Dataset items
+-------+

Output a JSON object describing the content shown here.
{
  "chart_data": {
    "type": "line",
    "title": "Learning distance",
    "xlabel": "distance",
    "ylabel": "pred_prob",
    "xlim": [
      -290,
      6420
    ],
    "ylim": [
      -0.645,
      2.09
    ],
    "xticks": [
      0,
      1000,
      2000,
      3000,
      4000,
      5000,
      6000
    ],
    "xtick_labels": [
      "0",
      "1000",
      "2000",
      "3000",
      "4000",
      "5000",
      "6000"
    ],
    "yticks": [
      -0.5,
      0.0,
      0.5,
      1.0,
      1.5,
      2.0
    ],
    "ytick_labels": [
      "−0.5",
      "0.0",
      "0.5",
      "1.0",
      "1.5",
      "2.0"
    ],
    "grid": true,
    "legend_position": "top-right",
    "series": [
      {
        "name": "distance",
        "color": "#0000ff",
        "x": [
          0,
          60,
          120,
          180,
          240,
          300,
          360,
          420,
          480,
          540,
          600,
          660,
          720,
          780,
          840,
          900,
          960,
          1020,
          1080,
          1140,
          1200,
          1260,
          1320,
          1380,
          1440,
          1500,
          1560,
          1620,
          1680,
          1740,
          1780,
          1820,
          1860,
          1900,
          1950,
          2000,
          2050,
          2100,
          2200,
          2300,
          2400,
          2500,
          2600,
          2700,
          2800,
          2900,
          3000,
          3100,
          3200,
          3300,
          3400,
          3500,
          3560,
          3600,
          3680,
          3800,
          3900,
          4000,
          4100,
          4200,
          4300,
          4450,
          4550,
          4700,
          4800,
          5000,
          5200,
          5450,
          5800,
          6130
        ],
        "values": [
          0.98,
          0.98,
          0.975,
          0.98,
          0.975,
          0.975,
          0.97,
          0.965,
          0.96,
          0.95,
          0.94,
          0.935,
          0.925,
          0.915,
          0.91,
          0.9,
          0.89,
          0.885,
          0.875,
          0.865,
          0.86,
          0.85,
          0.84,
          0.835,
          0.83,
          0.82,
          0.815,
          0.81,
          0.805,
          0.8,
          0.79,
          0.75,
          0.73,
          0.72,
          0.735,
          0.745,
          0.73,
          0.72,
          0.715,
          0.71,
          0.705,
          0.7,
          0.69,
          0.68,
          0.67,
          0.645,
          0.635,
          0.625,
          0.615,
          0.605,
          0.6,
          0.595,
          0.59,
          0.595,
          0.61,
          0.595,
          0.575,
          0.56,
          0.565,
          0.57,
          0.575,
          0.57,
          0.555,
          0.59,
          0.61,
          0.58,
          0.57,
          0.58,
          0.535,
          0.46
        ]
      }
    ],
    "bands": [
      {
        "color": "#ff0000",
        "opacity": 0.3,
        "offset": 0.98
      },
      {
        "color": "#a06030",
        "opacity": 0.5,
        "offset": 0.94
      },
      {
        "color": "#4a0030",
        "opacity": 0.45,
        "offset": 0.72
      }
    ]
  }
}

+-------+

__EXERCISE PROMPT__: Copy out every line that includes the word "distance".

__REPLY__:
    "title": "Learning distance",
    "xlabel": "distance",
        "name": "distance",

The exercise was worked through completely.